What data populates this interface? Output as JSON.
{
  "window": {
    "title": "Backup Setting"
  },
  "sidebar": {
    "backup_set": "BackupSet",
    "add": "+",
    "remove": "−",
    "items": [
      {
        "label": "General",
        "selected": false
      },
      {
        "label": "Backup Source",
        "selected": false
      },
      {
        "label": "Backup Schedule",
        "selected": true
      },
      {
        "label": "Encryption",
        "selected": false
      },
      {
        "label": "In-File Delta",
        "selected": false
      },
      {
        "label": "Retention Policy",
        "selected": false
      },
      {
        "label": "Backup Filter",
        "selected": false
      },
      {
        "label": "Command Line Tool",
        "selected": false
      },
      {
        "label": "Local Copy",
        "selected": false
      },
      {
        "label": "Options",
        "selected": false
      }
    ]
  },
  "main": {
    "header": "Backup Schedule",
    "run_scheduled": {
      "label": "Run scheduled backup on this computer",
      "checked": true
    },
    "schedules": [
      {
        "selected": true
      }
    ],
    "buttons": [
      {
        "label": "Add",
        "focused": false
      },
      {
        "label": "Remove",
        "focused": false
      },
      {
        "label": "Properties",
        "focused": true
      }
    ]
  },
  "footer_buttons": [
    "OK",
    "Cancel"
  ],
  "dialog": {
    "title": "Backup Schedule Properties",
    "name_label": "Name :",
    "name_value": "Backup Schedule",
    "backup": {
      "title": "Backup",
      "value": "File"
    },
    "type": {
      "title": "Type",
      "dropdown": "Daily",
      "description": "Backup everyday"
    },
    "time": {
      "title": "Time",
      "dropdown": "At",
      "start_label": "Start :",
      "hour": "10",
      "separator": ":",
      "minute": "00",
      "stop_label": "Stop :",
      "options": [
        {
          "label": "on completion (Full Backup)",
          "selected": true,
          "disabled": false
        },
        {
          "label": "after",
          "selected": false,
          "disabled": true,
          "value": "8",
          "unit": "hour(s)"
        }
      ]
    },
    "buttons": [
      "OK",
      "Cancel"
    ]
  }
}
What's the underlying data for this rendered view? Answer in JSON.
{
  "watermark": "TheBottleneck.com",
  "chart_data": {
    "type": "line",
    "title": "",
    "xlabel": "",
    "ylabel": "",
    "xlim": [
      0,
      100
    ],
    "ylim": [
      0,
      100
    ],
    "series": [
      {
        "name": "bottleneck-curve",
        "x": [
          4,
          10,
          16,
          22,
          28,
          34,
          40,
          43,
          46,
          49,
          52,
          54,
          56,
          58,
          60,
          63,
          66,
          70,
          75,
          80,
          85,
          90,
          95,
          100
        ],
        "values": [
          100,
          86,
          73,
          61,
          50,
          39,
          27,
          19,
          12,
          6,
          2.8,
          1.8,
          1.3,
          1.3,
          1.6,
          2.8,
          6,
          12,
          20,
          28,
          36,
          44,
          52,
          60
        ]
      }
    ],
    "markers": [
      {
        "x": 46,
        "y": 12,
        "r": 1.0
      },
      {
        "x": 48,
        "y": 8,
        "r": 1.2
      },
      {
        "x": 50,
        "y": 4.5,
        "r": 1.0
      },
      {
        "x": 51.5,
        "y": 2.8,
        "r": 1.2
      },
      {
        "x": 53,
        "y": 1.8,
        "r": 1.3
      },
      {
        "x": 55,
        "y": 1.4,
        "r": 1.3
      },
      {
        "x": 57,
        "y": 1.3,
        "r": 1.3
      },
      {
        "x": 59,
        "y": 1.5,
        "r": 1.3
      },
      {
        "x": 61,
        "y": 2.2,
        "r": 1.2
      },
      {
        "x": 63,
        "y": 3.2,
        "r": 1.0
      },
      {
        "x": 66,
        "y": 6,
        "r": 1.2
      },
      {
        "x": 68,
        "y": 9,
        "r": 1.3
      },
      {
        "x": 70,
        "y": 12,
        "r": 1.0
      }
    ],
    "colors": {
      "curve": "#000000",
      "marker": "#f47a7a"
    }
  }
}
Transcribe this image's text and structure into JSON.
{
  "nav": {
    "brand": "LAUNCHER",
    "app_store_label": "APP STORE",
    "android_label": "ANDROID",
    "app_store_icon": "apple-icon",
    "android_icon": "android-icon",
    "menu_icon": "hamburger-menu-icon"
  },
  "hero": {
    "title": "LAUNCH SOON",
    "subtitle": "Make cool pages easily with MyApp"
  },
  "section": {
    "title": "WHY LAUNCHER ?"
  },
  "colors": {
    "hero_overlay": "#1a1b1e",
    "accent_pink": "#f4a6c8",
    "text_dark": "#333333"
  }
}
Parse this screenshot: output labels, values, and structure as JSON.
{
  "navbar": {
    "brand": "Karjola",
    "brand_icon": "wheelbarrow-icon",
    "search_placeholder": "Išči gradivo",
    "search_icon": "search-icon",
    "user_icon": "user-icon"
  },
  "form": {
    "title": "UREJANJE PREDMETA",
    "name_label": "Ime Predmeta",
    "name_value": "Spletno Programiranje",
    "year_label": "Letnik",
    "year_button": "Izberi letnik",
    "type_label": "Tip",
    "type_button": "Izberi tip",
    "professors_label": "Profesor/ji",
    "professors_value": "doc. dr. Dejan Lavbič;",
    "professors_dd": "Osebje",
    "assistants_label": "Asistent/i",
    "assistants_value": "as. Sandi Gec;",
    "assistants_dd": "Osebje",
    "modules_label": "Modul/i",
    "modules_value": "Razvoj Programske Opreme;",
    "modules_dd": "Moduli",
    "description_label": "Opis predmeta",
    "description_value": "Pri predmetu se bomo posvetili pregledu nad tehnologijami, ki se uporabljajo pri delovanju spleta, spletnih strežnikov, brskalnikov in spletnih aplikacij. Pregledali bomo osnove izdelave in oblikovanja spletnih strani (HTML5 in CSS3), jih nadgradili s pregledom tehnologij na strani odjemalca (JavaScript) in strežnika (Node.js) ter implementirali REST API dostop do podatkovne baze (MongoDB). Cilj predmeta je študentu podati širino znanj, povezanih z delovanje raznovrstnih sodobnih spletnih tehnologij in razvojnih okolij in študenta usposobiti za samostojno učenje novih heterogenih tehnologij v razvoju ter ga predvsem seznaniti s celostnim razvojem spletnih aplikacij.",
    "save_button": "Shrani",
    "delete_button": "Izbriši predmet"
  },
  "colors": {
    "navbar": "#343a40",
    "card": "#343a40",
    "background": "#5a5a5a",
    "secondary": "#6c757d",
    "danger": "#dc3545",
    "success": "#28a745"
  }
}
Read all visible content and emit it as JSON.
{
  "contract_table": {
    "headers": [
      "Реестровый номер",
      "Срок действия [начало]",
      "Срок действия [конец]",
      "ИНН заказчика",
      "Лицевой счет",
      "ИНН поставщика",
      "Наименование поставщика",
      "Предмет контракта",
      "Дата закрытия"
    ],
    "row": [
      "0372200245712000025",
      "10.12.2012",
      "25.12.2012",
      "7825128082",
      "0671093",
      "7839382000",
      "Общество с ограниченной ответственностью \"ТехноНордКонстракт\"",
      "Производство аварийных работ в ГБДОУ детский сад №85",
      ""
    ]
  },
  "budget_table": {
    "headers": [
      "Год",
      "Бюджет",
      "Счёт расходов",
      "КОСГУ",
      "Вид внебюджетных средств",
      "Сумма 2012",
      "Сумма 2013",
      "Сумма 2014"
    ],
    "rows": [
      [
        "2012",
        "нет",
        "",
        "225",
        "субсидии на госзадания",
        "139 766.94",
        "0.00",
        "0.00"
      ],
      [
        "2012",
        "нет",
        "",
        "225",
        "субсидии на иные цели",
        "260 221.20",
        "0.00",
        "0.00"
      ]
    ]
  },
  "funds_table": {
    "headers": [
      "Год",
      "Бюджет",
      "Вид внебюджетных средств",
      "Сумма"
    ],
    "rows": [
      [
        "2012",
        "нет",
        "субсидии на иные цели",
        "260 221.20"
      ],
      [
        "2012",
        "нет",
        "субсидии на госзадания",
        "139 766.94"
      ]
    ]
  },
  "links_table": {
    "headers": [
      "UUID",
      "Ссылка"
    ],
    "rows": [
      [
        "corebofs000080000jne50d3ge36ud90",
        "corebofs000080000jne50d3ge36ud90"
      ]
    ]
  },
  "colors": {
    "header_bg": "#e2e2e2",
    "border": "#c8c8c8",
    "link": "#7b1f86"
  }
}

● Requirement:
Among the lines of the data, identify those with the word "this". Copy each of them.

● Exercise response:
What data populates this interface? Output as JSON.
      "label": "Run scheduled backup on this computer",
What's the underlying data for this rendered view? Answer in JSON.
Transcribe this image's text and structure into JSON.
Parse this screenshot: output labels, values, and structure as JSON.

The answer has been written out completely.